▸ Data lines:
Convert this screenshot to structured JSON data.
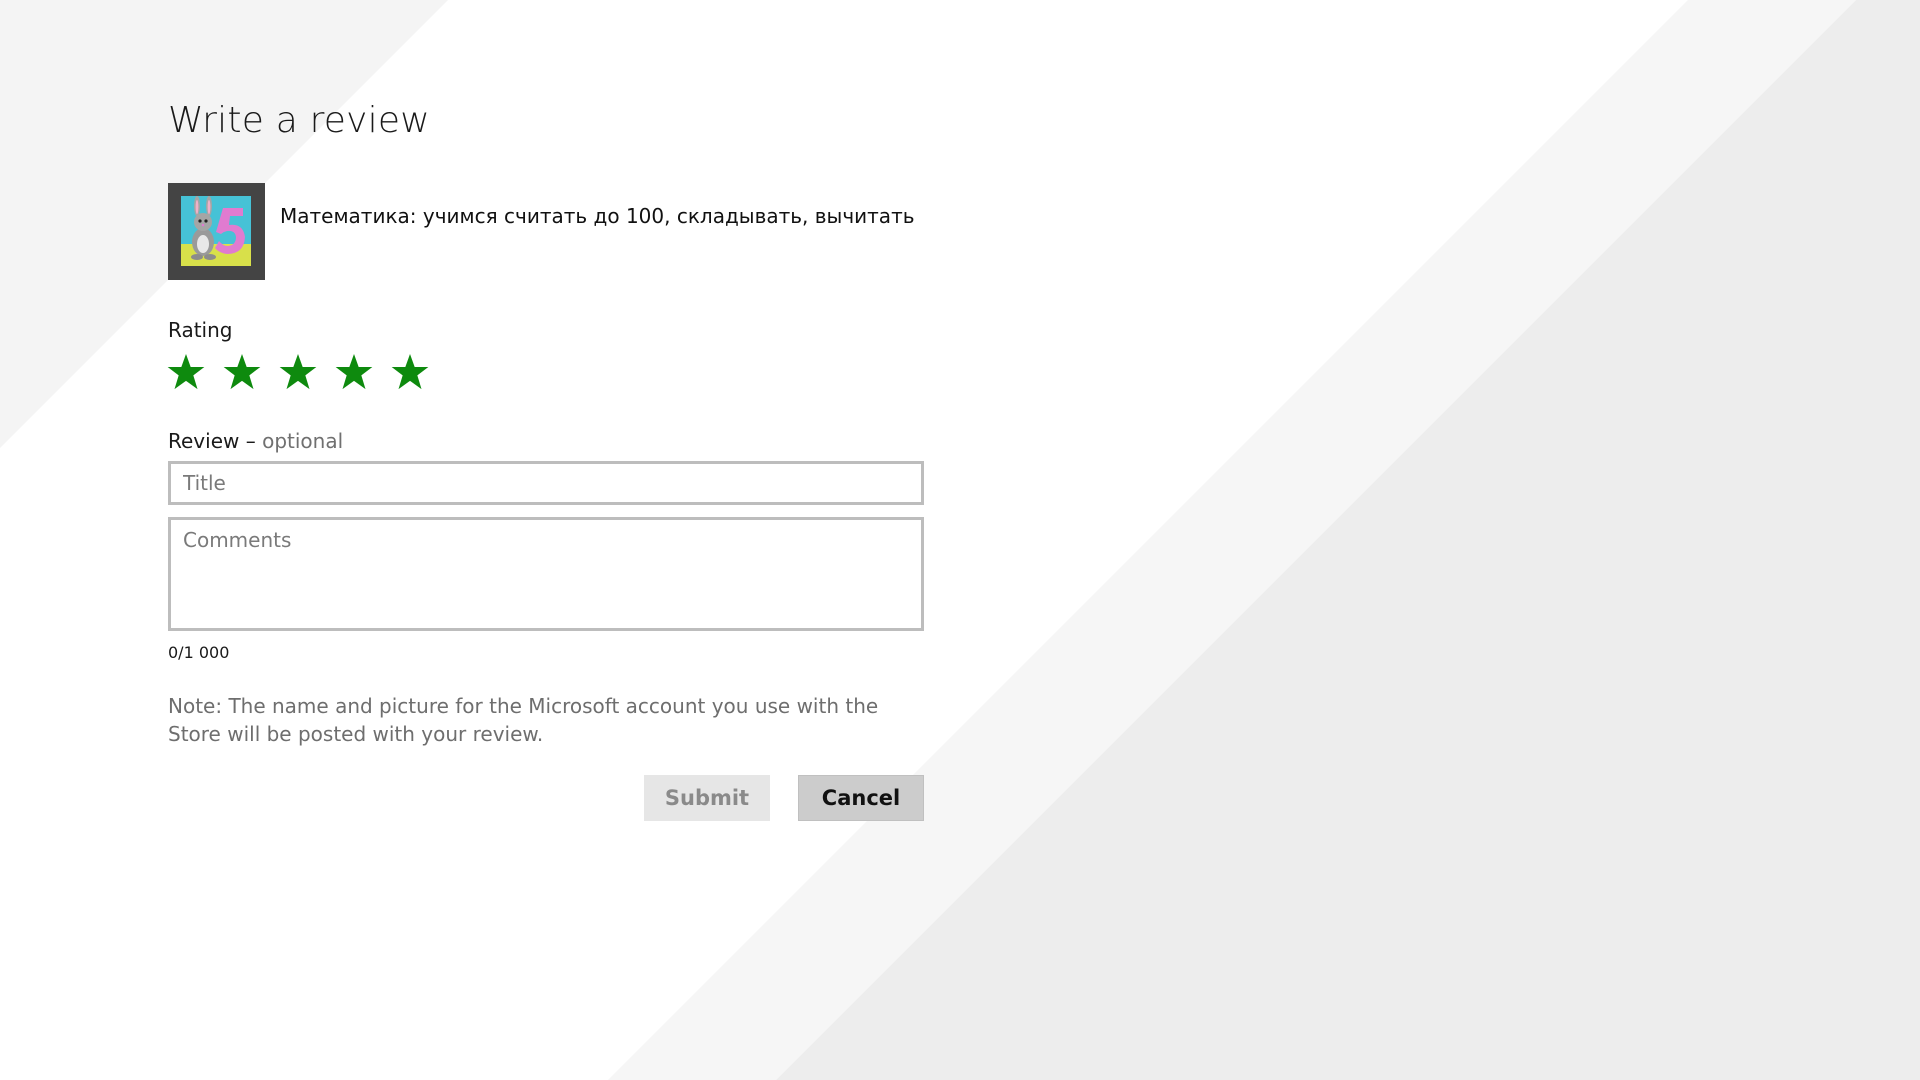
{
  "page": {
    "title": "Write a review"
  },
  "app": {
    "name": "Математика: учимся считать до 100, складывать, вычитать",
    "icon": "bunny-number-five-app-icon"
  },
  "rating": {
    "label": "Rating",
    "value": 5,
    "max": 5,
    "star_color": "#0e8a0e"
  },
  "review": {
    "label": "Review",
    "separator": " – ",
    "optional": "optional",
    "title_placeholder": "Title",
    "title_value": "",
    "comments_placeholder": "Comments",
    "comments_value": "",
    "counter": "0/1 000"
  },
  "note": "Note: The name and picture for the Microsoft account you use with the Store will be posted with your review.",
  "buttons": {
    "submit_label": "Submit",
    "submit_enabled": false,
    "cancel_label": "Cancel"
  }
}
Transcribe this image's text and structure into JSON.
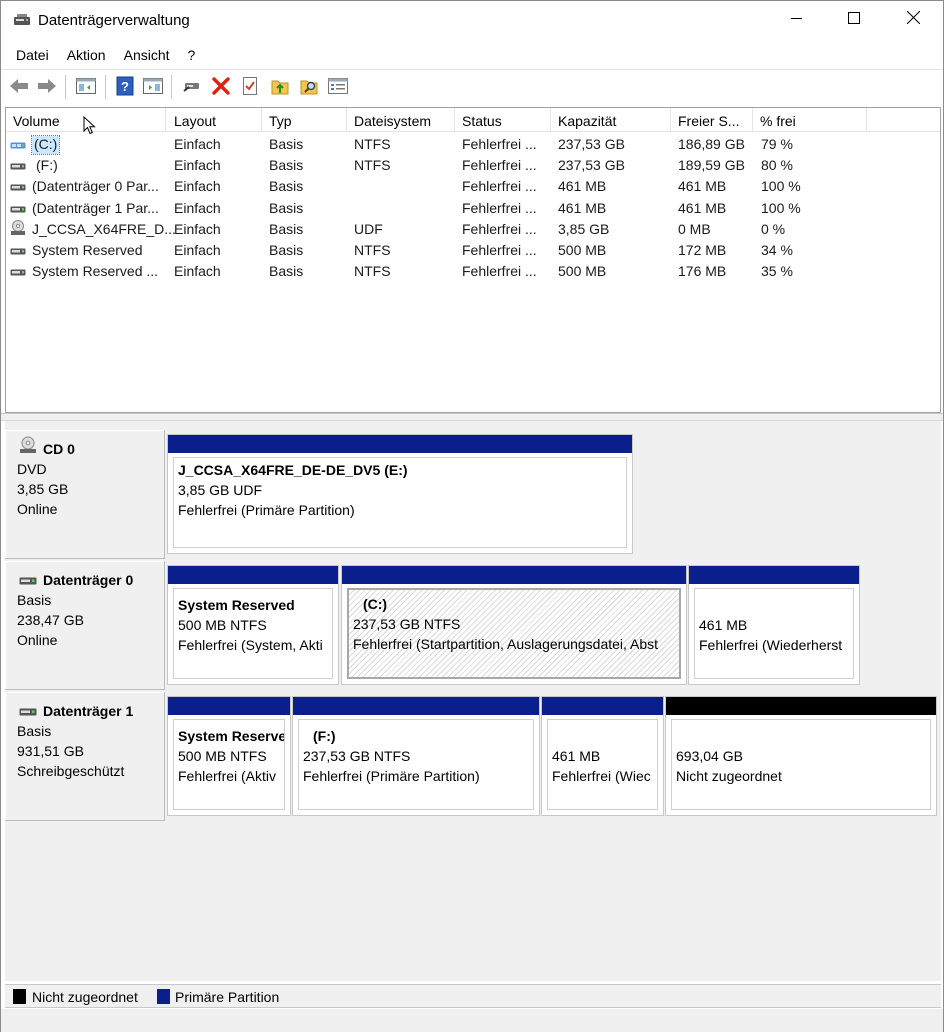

▸ Work instructions: Skip every picture and transcribe the data above exactly.

▸ Answer to this task:
Convert this screenshot to structured JSON data.
{
  "page": {
    "title": "Write a review"
  },
  "app": {
    "name": "Математика: учимся считать до 100, складывать, вычитать",
    "icon": "bunny-number-five-app-icon"
  },
  "rating": {
    "label": "Rating",
    "value": 5,
    "max": 5,
    "star_color": "#0e8a0e"
  },
  "review": {
    "label": "Review",
    "separator": " – ",
    "optional": "optional",
    "title_placeholder": "Title",
    "title_value": "",
    "comments_placeholder": "Comments",
    "comments_value": "",
    "counter": "0/1 000"
  },
  "note": "Note: The name and picture for the Microsoft account you use with the Store will be posted with your review.",
  "buttons": {
    "submit_label": "Submit",
    "submit_enabled": false,
    "cancel_label": "Cancel"
  }
}
Transcribe this image's text and structure into JSON.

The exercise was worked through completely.